* begin Excerpted records *

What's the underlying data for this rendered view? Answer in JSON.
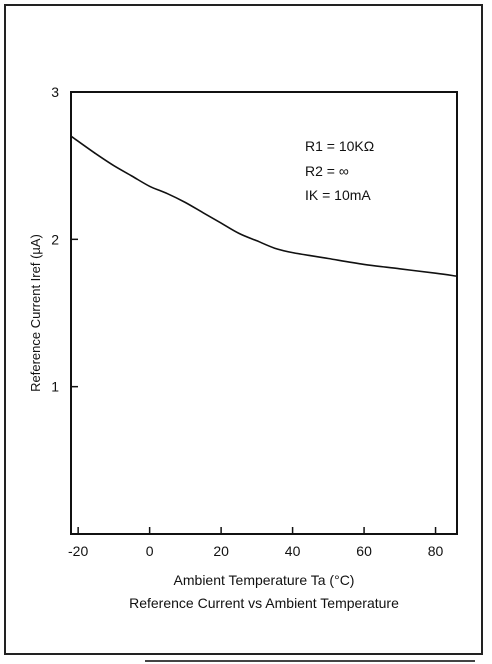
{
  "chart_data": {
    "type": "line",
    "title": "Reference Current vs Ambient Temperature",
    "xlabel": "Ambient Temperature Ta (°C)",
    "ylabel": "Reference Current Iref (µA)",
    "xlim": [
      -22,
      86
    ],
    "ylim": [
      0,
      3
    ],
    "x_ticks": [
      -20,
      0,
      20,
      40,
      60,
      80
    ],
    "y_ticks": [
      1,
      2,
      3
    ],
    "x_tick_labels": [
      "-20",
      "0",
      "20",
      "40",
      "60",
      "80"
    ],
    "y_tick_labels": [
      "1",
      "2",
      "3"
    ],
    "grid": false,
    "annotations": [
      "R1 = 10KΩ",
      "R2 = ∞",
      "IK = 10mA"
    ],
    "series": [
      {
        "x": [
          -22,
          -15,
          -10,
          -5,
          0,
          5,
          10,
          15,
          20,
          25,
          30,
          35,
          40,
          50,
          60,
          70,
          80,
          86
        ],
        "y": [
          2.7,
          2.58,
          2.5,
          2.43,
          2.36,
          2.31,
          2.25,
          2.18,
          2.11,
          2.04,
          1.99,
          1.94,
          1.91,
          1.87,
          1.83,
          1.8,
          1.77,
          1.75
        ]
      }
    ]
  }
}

* end Excerpted records *

__Task description__:
Show the lines from the data above that contain the string "Temperature".

__Exercise response__:
    "title": "Reference Current vs Ambient Temperature",
    "xlabel": "Ambient Temperature Ta (°C)",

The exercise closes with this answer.